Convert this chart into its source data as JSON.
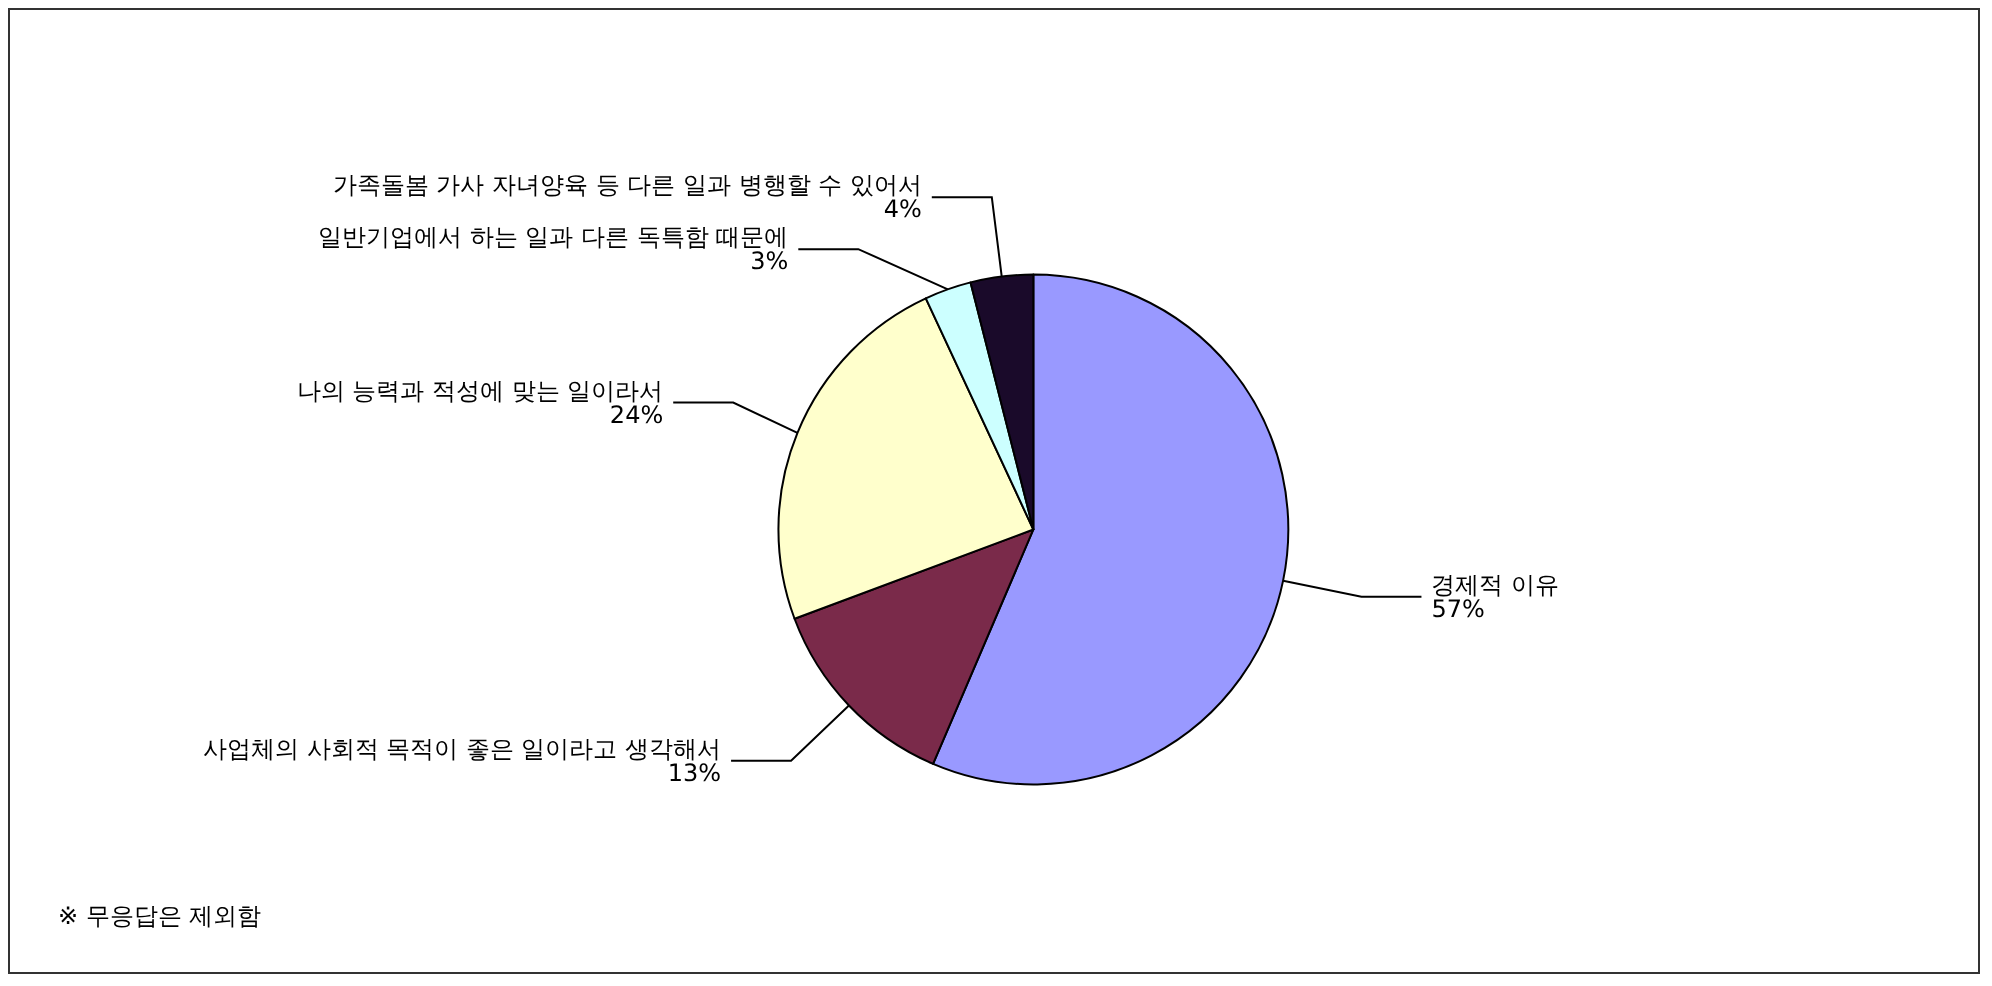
{
  "chart_data": {
    "type": "pie",
    "categories": [
      "경제적 이유",
      "사업체의 사회적 목적이 좋은 일이라고 생각해서",
      "나의 능력과 적성에 맞는 일이라서",
      "일반기업에서 하는 일과 다른 독특함 때문에",
      "가족돌봄 가사 자녀양육 등 다른 일과 병행할 수 있어서"
    ],
    "values": [
      57,
      13,
      24,
      3,
      4
    ],
    "value_labels": [
      "57%",
      "13%",
      "24%",
      "3%",
      "4%"
    ],
    "colors": [
      "#9999ff",
      "#7a2a4a",
      "#ffffcc",
      "#ccffff",
      "#1a0a2a"
    ],
    "legend": false,
    "annotations": [
      "※ 무응답은 제외함"
    ]
  }
}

:: TASK DIRECTIONS ::
Quote the records in full and exactly; skip any image.

:: ANSWER TO THIS EXERCISE ::
Convert this chart into its source data as JSON.
{
  "chart_data": {
    "type": "pie",
    "categories": [
      "경제적 이유",
      "사업체의 사회적 목적이 좋은 일이라고 생각해서",
      "나의 능력과 적성에 맞는 일이라서",
      "일반기업에서 하는 일과 다른 독특함 때문에",
      "가족돌봄 가사 자녀양육 등 다른 일과 병행할 수 있어서"
    ],
    "values": [
      57,
      13,
      24,
      3,
      4
    ],
    "value_labels": [
      "57%",
      "13%",
      "24%",
      "3%",
      "4%"
    ],
    "colors": [
      "#9999ff",
      "#7a2a4a",
      "#ffffcc",
      "#ccffff",
      "#1a0a2a"
    ],
    "legend": false,
    "annotations": [
      "※ 무응답은 제외함"
    ]
  }
}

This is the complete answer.